Begin Data rows

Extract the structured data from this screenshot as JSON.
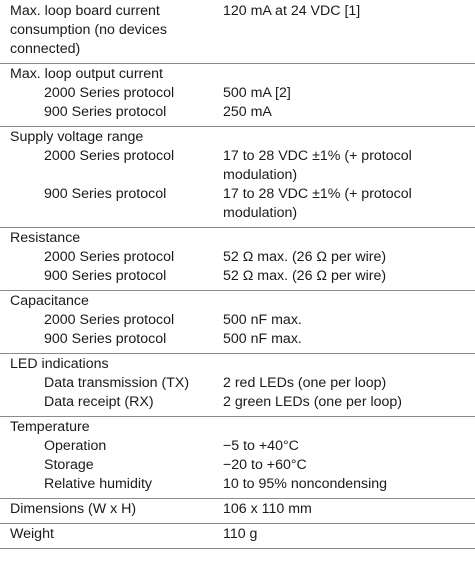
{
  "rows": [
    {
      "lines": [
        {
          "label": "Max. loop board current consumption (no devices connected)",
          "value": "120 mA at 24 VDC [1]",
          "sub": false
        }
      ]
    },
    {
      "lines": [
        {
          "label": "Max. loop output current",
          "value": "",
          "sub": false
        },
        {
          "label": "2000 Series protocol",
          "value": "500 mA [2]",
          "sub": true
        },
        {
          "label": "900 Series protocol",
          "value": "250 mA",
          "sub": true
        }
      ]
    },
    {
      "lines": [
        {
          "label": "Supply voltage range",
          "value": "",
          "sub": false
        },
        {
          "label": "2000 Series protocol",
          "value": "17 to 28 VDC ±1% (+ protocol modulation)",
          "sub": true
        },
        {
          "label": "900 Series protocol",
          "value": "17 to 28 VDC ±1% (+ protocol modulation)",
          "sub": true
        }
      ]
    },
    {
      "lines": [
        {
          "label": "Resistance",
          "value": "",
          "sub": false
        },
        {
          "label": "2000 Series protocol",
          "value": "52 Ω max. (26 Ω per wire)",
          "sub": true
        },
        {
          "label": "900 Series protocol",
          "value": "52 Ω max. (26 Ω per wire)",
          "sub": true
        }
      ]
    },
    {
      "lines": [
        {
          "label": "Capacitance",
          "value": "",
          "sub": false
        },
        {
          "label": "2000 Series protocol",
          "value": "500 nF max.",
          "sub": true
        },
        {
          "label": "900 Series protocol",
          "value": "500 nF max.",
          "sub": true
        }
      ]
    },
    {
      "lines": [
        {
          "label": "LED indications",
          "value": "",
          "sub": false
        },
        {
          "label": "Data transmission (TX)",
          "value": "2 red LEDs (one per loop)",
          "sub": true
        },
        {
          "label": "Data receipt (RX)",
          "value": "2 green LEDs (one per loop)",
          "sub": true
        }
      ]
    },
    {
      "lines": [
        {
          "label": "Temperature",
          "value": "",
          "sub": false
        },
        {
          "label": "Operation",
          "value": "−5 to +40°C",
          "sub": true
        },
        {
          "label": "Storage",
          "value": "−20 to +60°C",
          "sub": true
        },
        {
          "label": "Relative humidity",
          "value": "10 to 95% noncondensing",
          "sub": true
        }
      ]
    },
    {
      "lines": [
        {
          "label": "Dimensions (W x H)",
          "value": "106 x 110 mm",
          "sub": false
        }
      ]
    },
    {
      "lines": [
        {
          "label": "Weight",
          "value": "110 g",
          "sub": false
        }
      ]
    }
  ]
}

End Data rows

Transcribe every record above exactly as written, leaving out any pictures.

* Solution to this problem:
Extract the structured data from this screenshot as JSON.
{
  "rows": [
    {
      "lines": [
        {
          "label": "Max. loop board current consumption (no devices connected)",
          "value": "120 mA at 24 VDC [1]",
          "sub": false
        }
      ]
    },
    {
      "lines": [
        {
          "label": "Max. loop output current",
          "value": "",
          "sub": false
        },
        {
          "label": "2000 Series protocol",
          "value": "500 mA [2]",
          "sub": true
        },
        {
          "label": "900 Series protocol",
          "value": "250 mA",
          "sub": true
        }
      ]
    },
    {
      "lines": [
        {
          "label": "Supply voltage range",
          "value": "",
          "sub": false
        },
        {
          "label": "2000 Series protocol",
          "value": "17 to 28 VDC ±1% (+ protocol modulation)",
          "sub": true
        },
        {
          "label": "900 Series protocol",
          "value": "17 to 28 VDC ±1% (+ protocol modulation)",
          "sub": true
        }
      ]
    },
    {
      "lines": [
        {
          "label": "Resistance",
          "value": "",
          "sub": false
        },
        {
          "label": "2000 Series protocol",
          "value": "52 Ω max. (26 Ω per wire)",
          "sub": true
        },
        {
          "label": "900 Series protocol",
          "value": "52 Ω max. (26 Ω per wire)",
          "sub": true
        }
      ]
    },
    {
      "lines": [
        {
          "label": "Capacitance",
          "value": "",
          "sub": false
        },
        {
          "label": "2000 Series protocol",
          "value": "500 nF max.",
          "sub": true
        },
        {
          "label": "900 Series protocol",
          "value": "500 nF max.",
          "sub": true
        }
      ]
    },
    {
      "lines": [
        {
          "label": "LED indications",
          "value": "",
          "sub": false
        },
        {
          "label": "Data transmission (TX)",
          "value": "2 red LEDs (one per loop)",
          "sub": true
        },
        {
          "label": "Data receipt (RX)",
          "value": "2 green LEDs (one per loop)",
          "sub": true
        }
      ]
    },
    {
      "lines": [
        {
          "label": "Temperature",
          "value": "",
          "sub": false
        },
        {
          "label": "Operation",
          "value": "−5 to +40°C",
          "sub": true
        },
        {
          "label": "Storage",
          "value": "−20 to +60°C",
          "sub": true
        },
        {
          "label": "Relative humidity",
          "value": "10 to 95% noncondensing",
          "sub": true
        }
      ]
    },
    {
      "lines": [
        {
          "label": "Dimensions (W x H)",
          "value": "106 x 110 mm",
          "sub": false
        }
      ]
    },
    {
      "lines": [
        {
          "label": "Weight",
          "value": "110 g",
          "sub": false
        }
      ]
    }
  ]
}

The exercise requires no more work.